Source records
┌──
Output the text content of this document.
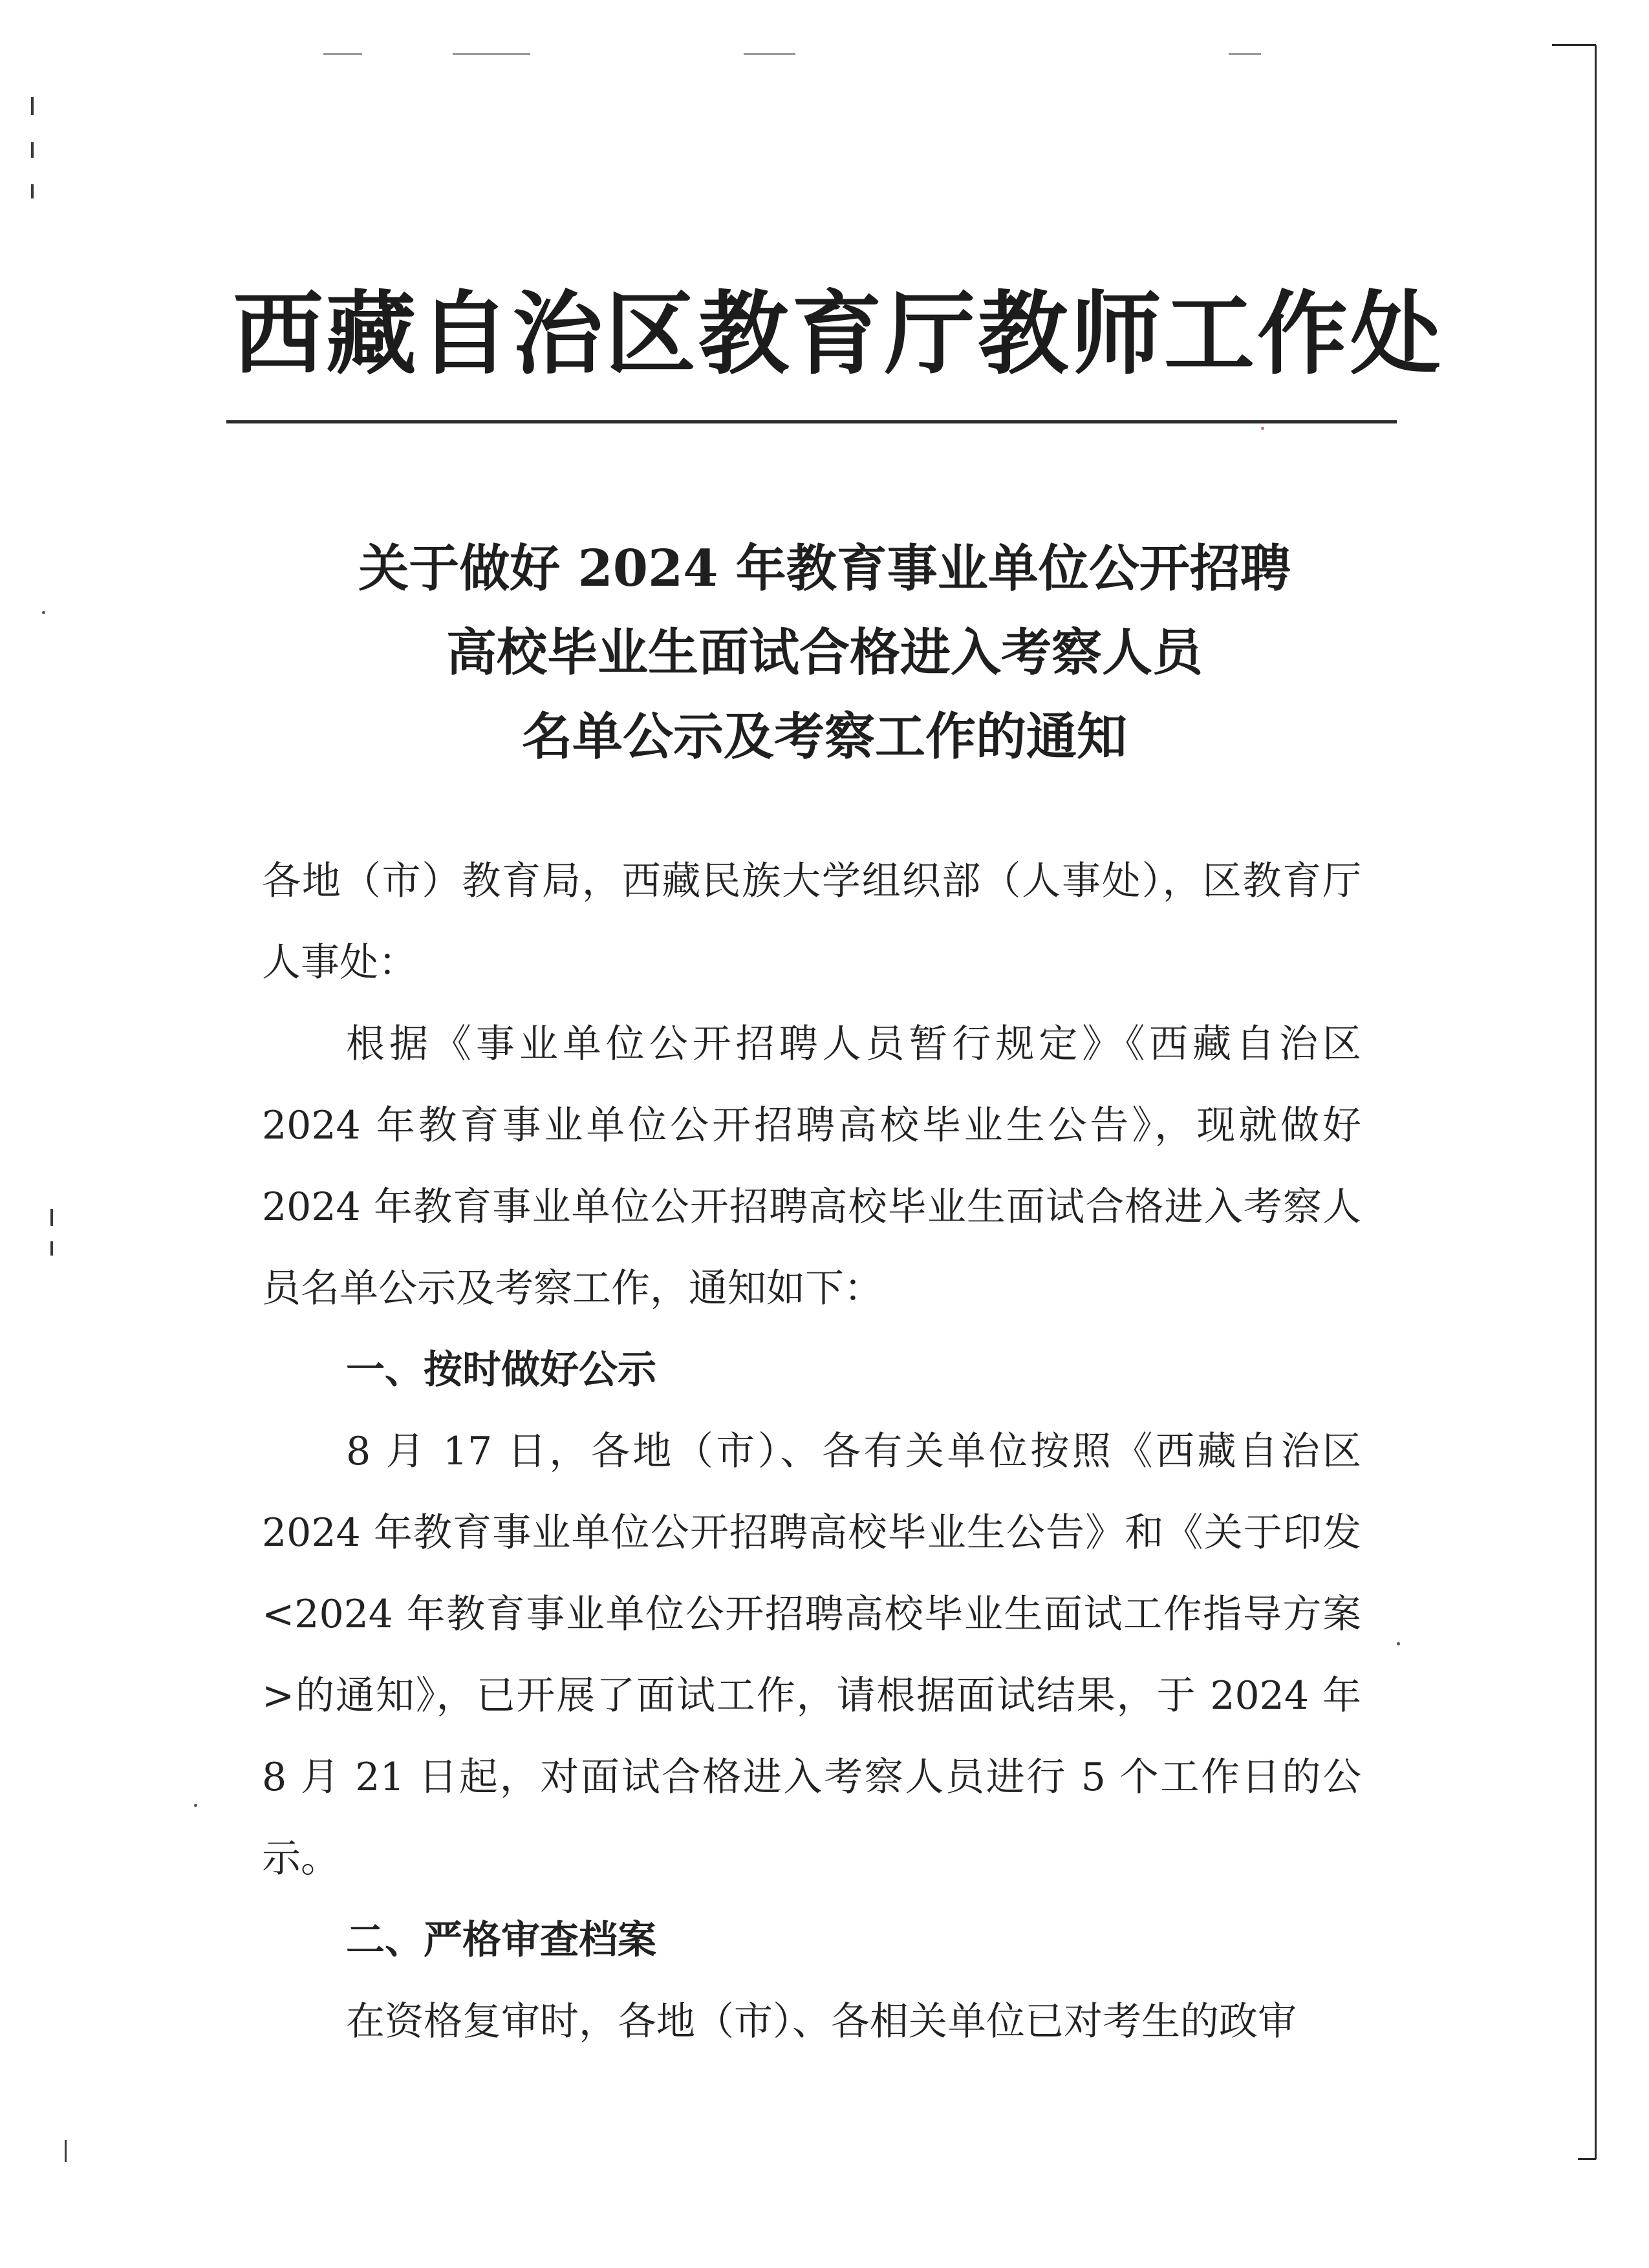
西藏自治区教育厅教师工作处
关于做好 2024 年教育事业单位公开招聘
高校毕业生面试合格进入考察人员
名单公示及考察工作的通知

各地（市）教育局，西藏民族大学组织部（人事处），区教育厅人事处：

根据《事业单位公开招聘人员暂行规定》《西藏自治区 2024 年教育事业单位公开招聘高校毕业生公告》，现就做好 2024 年教育事业单位公开招聘高校毕业生面试合格进入考察人员名单公示及考察工作，通知如下：

一、按时做好公示

8 月 17 日，各地（市）、各有关单位按照《西藏自治区 2024 年教育事业单位公开招聘高校毕业生公告》和《关于印发<2024 年教育事业单位公开招聘高校毕业生面试工作指导方案>的通知》，已开展了面试工作，请根据面试结果，于 2024 年 8 月 21 日起，对面试合格进入考察人员进行 5 个工作日的公示。

二、严格审查档案

在资格复审时，各地（市）、各相关单位已对考生的政审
└──
▶ Task instructions: Omit the pictures, then quote the rest of the material above exactly.

▶ Answer to the problem:
Output the text content of this document.
西藏自治区教育厅教师工作处
关于做好 2024 年教育事业单位公开招聘
高校毕业生面试合格进入考察人员
名单公示及考察工作的通知

各地（市）教育局，西藏民族大学组织部（人事处），区教育厅人事处：

根据《事业单位公开招聘人员暂行规定》《西藏自治区 2024 年教育事业单位公开招聘高校毕业生公告》，现就做好 2024 年教育事业单位公开招聘高校毕业生面试合格进入考察人员名单公示及考察工作，通知如下：

一、按时做好公示

8 月 17 日，各地（市）、各有关单位按照《西藏自治区 2024 年教育事业单位公开招聘高校毕业生公告》和《关于印发<2024 年教育事业单位公开招聘高校毕业生面试工作指导方案>的通知》，已开展了面试工作，请根据面试结果，于 2024 年 8 月 21 日起，对面试合格进入考察人员进行 5 个工作日的公示。

二、严格审查档案

在资格复审时，各地（市）、各相关单位已对考生的政审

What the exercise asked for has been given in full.